- _Exercise prompt_: Extract every line below, verbatim.

- _Supplied material_:
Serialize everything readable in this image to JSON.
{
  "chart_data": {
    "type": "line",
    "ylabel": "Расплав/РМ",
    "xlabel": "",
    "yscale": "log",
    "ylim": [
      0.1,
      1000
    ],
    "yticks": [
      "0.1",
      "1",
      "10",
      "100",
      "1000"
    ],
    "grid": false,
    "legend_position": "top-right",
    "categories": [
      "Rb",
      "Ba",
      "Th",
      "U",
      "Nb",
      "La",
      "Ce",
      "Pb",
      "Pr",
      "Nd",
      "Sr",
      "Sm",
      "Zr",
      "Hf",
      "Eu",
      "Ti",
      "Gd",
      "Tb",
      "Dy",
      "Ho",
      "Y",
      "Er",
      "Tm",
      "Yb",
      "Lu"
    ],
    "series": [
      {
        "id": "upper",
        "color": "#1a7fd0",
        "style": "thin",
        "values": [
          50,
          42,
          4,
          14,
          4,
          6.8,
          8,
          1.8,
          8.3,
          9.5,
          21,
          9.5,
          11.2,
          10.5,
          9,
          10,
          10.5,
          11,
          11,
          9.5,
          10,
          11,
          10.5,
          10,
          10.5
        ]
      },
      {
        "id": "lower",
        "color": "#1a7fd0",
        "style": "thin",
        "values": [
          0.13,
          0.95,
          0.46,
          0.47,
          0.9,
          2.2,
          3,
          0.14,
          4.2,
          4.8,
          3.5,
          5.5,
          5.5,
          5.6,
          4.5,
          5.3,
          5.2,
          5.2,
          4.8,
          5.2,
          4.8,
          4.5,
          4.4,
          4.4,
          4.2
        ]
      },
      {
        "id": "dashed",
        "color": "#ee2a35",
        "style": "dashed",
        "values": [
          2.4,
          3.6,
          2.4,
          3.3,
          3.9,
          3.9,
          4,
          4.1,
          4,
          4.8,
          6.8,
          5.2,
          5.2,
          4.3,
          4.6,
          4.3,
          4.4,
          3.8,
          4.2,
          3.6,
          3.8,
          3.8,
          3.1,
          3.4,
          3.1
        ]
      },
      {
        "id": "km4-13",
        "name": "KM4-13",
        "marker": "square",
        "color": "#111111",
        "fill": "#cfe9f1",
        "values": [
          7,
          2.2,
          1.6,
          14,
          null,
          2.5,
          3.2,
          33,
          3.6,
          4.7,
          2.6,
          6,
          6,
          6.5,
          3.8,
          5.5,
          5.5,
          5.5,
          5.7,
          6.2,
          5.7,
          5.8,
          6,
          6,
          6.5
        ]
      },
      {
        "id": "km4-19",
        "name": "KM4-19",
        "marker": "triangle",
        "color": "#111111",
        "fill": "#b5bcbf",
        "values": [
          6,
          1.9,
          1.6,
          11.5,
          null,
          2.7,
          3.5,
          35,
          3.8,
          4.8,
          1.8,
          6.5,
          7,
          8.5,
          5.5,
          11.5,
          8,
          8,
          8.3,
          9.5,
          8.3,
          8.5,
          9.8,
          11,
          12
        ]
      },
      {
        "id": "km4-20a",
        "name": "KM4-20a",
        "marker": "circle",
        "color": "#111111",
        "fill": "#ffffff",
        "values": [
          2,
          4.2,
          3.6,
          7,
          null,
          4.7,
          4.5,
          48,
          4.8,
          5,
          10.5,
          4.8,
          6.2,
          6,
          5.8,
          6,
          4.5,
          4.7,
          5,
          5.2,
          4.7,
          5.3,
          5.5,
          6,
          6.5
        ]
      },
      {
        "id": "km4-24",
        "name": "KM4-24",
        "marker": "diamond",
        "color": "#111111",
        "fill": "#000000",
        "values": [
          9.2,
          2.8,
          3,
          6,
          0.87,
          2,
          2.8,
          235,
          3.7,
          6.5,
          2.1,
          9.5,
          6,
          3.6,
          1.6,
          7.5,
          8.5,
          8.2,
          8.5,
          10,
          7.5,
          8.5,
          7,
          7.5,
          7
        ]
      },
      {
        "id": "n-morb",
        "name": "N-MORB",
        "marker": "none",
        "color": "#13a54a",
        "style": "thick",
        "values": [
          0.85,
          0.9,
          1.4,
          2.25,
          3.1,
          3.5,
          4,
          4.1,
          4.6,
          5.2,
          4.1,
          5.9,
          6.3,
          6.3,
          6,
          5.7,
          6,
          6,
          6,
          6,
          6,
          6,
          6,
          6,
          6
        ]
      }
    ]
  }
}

- _The output_:
Serialize everything readable in this image to JSON.
{
  "chart_data": {
    "type": "line",
    "ylabel": "Расплав/РМ",
    "xlabel": "",
    "yscale": "log",
    "ylim": [
      0.1,
      1000
    ],
    "yticks": [
      "0.1",
      "1",
      "10",
      "100",
      "1000"
    ],
    "grid": false,
    "legend_position": "top-right",
    "categories": [
      "Rb",
      "Ba",
      "Th",
      "U",
      "Nb",
      "La",
      "Ce",
      "Pb",
      "Pr",
      "Nd",
      "Sr",
      "Sm",
      "Zr",
      "Hf",
      "Eu",
      "Ti",
      "Gd",
      "Tb",
      "Dy",
      "Ho",
      "Y",
      "Er",
      "Tm",
      "Yb",
      "Lu"
    ],
    "series": [
      {
        "id": "upper",
        "color": "#1a7fd0",
        "style": "thin",
        "values": [
          50,
          42,
          4,
          14,
          4,
          6.8,
          8,
          1.8,
          8.3,
          9.5,
          21,
          9.5,
          11.2,
          10.5,
          9,
          10,
          10.5,
          11,
          11,
          9.5,
          10,
          11,
          10.5,
          10,
          10.5
        ]
      },
      {
        "id": "lower",
        "color": "#1a7fd0",
        "style": "thin",
        "values": [
          0.13,
          0.95,
          0.46,
          0.47,
          0.9,
          2.2,
          3,
          0.14,
          4.2,
          4.8,
          3.5,
          5.5,
          5.5,
          5.6,
          4.5,
          5.3,
          5.2,
          5.2,
          4.8,
          5.2,
          4.8,
          4.5,
          4.4,
          4.4,
          4.2
        ]
      },
      {
        "id": "dashed",
        "color": "#ee2a35",
        "style": "dashed",
        "values": [
          2.4,
          3.6,
          2.4,
          3.3,
          3.9,
          3.9,
          4,
          4.1,
          4,
          4.8,
          6.8,
          5.2,
          5.2,
          4.3,
          4.6,
          4.3,
          4.4,
          3.8,
          4.2,
          3.6,
          3.8,
          3.8,
          3.1,
          3.4,
          3.1
        ]
      },
      {
        "id": "km4-13",
        "name": "KM4-13",
        "marker": "square",
        "color": "#111111",
        "fill": "#cfe9f1",
        "values": [
          7,
          2.2,
          1.6,
          14,
          null,
          2.5,
          3.2,
          33,
          3.6,
          4.7,
          2.6,
          6,
          6,
          6.5,
          3.8,
          5.5,
          5.5,
          5.5,
          5.7,
          6.2,
          5.7,
          5.8,
          6,
          6,
          6.5
        ]
      },
      {
        "id": "km4-19",
        "name": "KM4-19",
        "marker": "triangle",
        "color": "#111111",
        "fill": "#b5bcbf",
        "values": [
          6,
          1.9,
          1.6,
          11.5,
          null,
          2.7,
          3.5,
          35,
          3.8,
          4.8,
          1.8,
          6.5,
          7,
          8.5,
          5.5,
          11.5,
          8,
          8,
          8.3,
          9.5,
          8.3,
          8.5,
          9.8,
          11,
          12
        ]
      },
      {
        "id": "km4-20a",
        "name": "KM4-20a",
        "marker": "circle",
        "color": "#111111",
        "fill": "#ffffff",
        "values": [
          2,
          4.2,
          3.6,
          7,
          null,
          4.7,
          4.5,
          48,
          4.8,
          5,
          10.5,
          4.8,
          6.2,
          6,
          5.8,
          6,
          4.5,
          4.7,
          5,
          5.2,
          4.7,
          5.3,
          5.5,
          6,
          6.5
        ]
      },
      {
        "id": "km4-24",
        "name": "KM4-24",
        "marker": "diamond",
        "color": "#111111",
        "fill": "#000000",
        "values": [
          9.2,
          2.8,
          3,
          6,
          0.87,
          2,
          2.8,
          235,
          3.7,
          6.5,
          2.1,
          9.5,
          6,
          3.6,
          1.6,
          7.5,
          8.5,
          8.2,
          8.5,
          10,
          7.5,
          8.5,
          7,
          7.5,
          7
        ]
      },
      {
        "id": "n-morb",
        "name": "N-MORB",
        "marker": "none",
        "color": "#13a54a",
        "style": "thick",
        "values": [
          0.85,
          0.9,
          1.4,
          2.25,
          3.1,
          3.5,
          4,
          4.1,
          4.6,
          5.2,
          4.1,
          5.9,
          6.3,
          6.3,
          6,
          5.7,
          6,
          6,
          6,
          6,
          6,
          6,
          6,
          6,
          6
        ]
      }
    ]
  }
}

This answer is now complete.